REQUIRED TASK
Return every line below in which "data" appears.

##### PROVIDED ENTRIES

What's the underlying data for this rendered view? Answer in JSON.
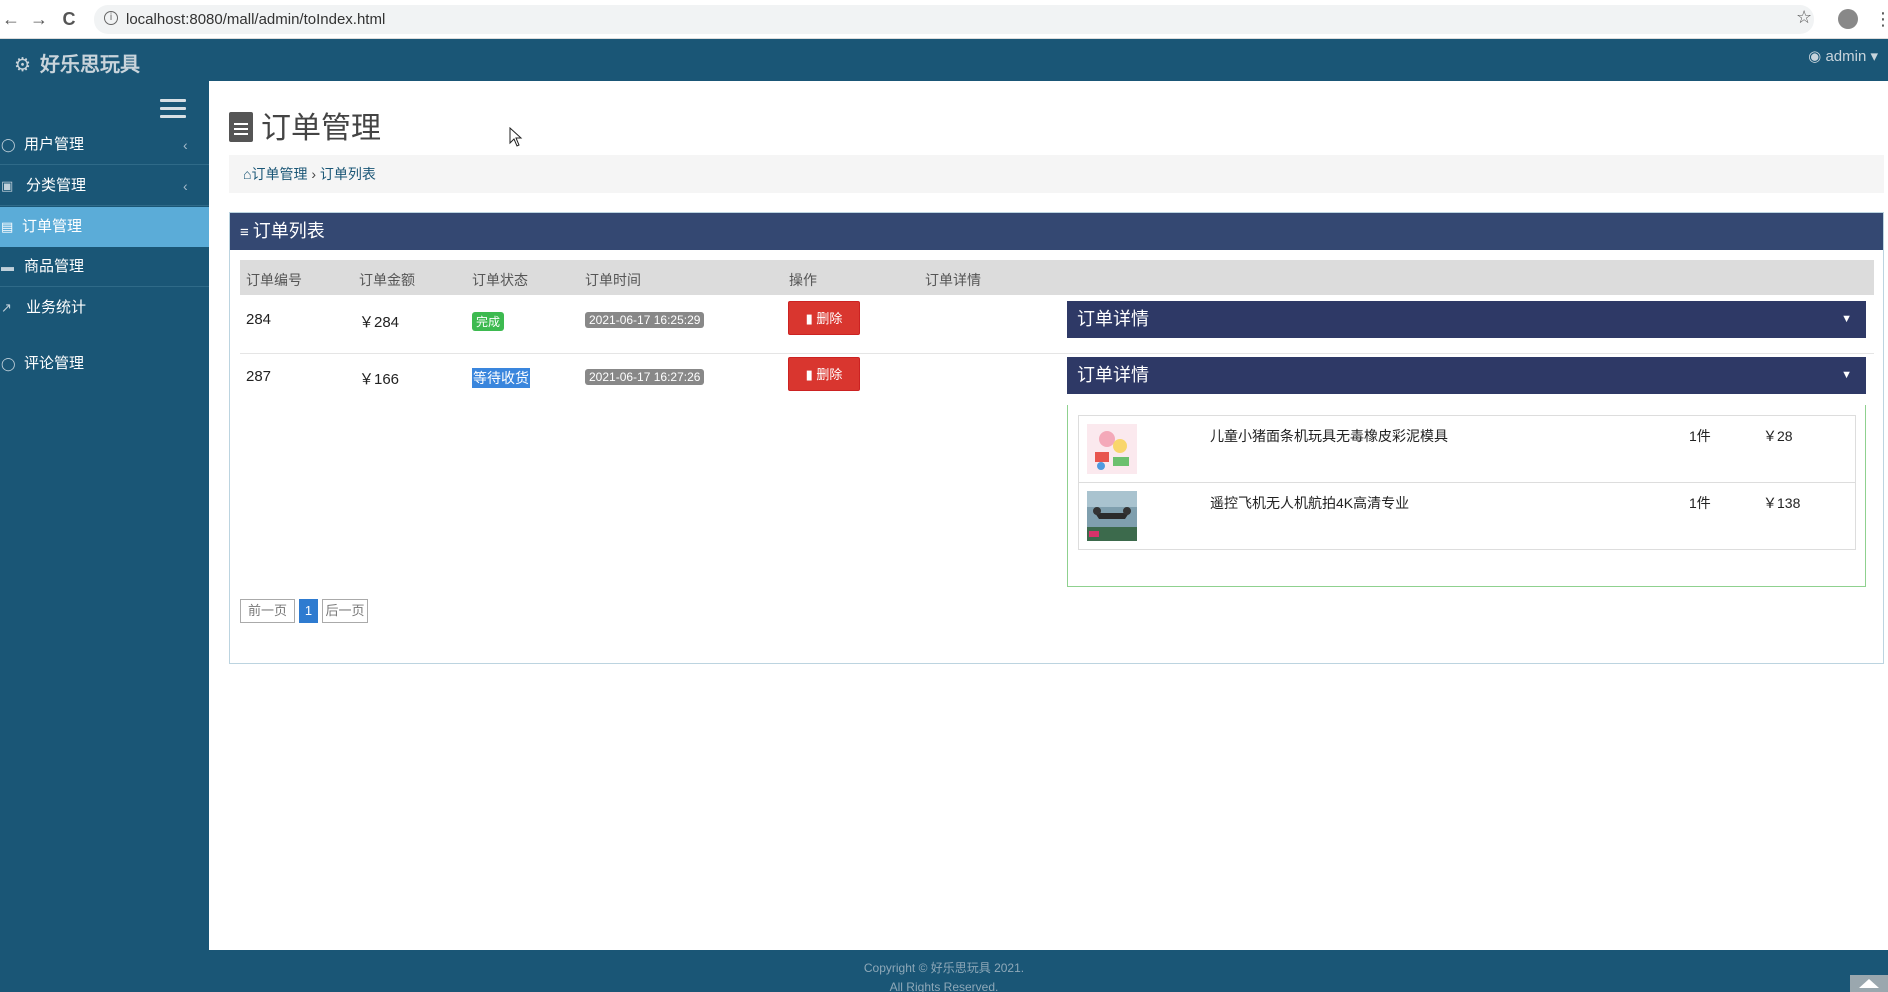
{
  "browser": {
    "back_glyph": "←",
    "forward_glyph": "→",
    "reload_glyph": "C",
    "url": "localhost:8080/mall/admin/toIndex.html",
    "star_glyph": "☆",
    "menu_glyph": "⋮"
  },
  "header": {
    "brand": "好乐思玩具",
    "brand_icon": "cubes-icon",
    "user": "admin ▾",
    "bg": "#1a5676"
  },
  "sidebar": {
    "items": [
      {
        "label": "用户管理",
        "icon": "user-icon",
        "caret": "‹"
      },
      {
        "label": "分类管理",
        "icon": "category-icon",
        "caret": "‹"
      },
      {
        "label": "订单管理",
        "icon": "file-icon",
        "caret": ""
      },
      {
        "label": "商品管理",
        "icon": "basket-icon",
        "caret": ""
      },
      {
        "label": "业务统计",
        "icon": "chart-icon",
        "caret": ""
      },
      {
        "label": "评论管理",
        "icon": "comment-icon",
        "caret": ""
      }
    ],
    "active_color": "#5bacd8"
  },
  "main": {
    "title": "订单管理",
    "breadcrumb": {
      "home": "订单管理",
      "sep": " › ",
      "current": "订单列表"
    },
    "panel_title": "订单列表",
    "columns": [
      "订单编号",
      "订单金额",
      "订单状态",
      "订单时间",
      "操作",
      "订单详情"
    ],
    "orders": [
      {
        "id": "284",
        "amount": "￥284",
        "status": "完成",
        "time": "2021-06-17 16:25:29",
        "action": "删除",
        "detail_title": "订单详情"
      },
      {
        "id": "287",
        "amount": "￥166",
        "status": "等待收货",
        "time": "2021-06-17 16:27:26",
        "action": "删除",
        "detail_title": "订单详情"
      }
    ],
    "detail_items": [
      {
        "name": "儿童小猪面条机玩具无毒橡皮彩泥模具",
        "qty": "1件",
        "price": "￥28"
      },
      {
        "name": "遥控飞机无人机航拍4K高清专业",
        "qty": "1件",
        "price": "￥138"
      }
    ],
    "pager": {
      "prev": "前一页",
      "current": "1",
      "next": "后一页"
    }
  },
  "footer": {
    "line1": "Copyright © 好乐思玩具 2021.",
    "line2": "All Rights Reserved."
  }
}
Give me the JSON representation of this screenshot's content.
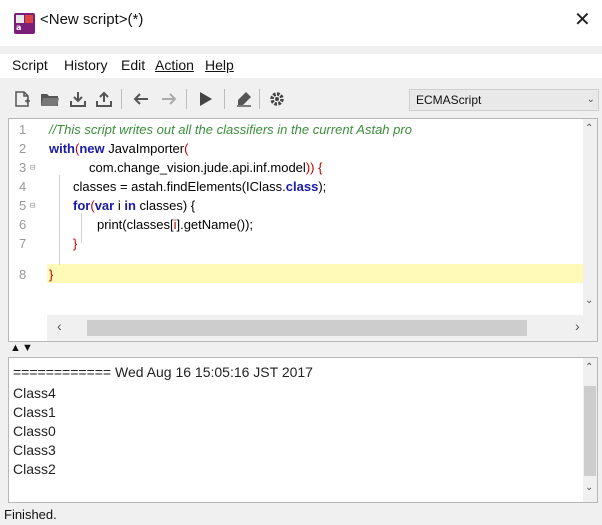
{
  "window": {
    "title": "<New script>(*)",
    "close_glyph": "✕",
    "app_icon": "astah-icon"
  },
  "menu": {
    "script": "Script",
    "history": "History",
    "edit": "Edit",
    "action": "Action",
    "help": "Help"
  },
  "toolbar": {
    "icons": [
      "new-script-icon",
      "open-folder-icon",
      "download-icon",
      "upload-icon",
      "undo-icon",
      "redo-icon",
      "run-icon",
      "clear-output-icon",
      "settings-icon"
    ],
    "language": "ECMAScript"
  },
  "editor": {
    "line_numbers": [
      "1",
      "2",
      "3",
      "4",
      "5",
      "6",
      "7",
      "8"
    ],
    "lines": {
      "l1": "//This script writes out all the classifiers in the current Astah pro",
      "l2_kw1": "with",
      "l2_a": "(",
      "l2_kw2": "new",
      "l2_b": " JavaImporter",
      "l2_c": "(",
      "l3": "com.change_vision.jude.api.inf.model",
      "l3_end": ")) {",
      "l4_a": "classes = astah.findElements(IClass.",
      "l4_kw": "class",
      "l4_b": ");",
      "l5_kw1": "for",
      "l5_a": "(",
      "l5_kw2": "var",
      "l5_b": " i ",
      "l5_kw3": "in",
      "l5_c": " classes) {",
      "l6_a": "print(classes[",
      "l6_i": "i",
      "l6_b": "].getName());",
      "l7": "}",
      "l8": "}"
    },
    "highlight_color": "#fffab8",
    "keyword_color": "#1a1aa6",
    "comment_color": "#3b8f3b"
  },
  "output": {
    "lines": [
      "============ Wed Aug 16 15:05:16 JST 2017",
      "Class4",
      "Class1",
      "Class0",
      "Class3",
      "Class2"
    ]
  },
  "status": "Finished."
}
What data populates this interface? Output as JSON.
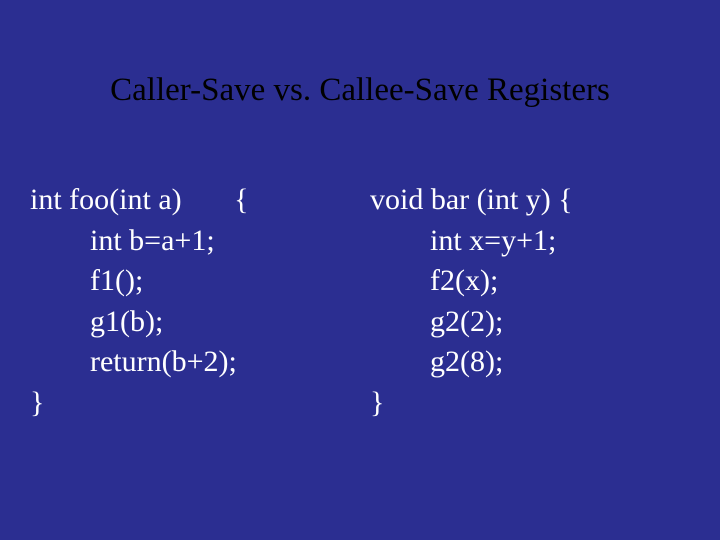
{
  "title": "Caller-Save vs.  Callee-Save Registers",
  "left": {
    "sig": "int foo(int a)       {",
    "l1": "int b=a+1;",
    "l2": "f1();",
    "l3": "g1(b);",
    "l4": "return(b+2);",
    "close": "}"
  },
  "right": {
    "sig": "void bar (int y) {",
    "l1": "int x=y+1;",
    "l2": "f2(x);",
    "l3": "g2(2);",
    "l4": "g2(8);",
    "close": "}"
  }
}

##########

ANSWER TO THE TASK
What's the underlying data for this rendered view? Answer in JSON.
What data populates this interface? Output as JSON.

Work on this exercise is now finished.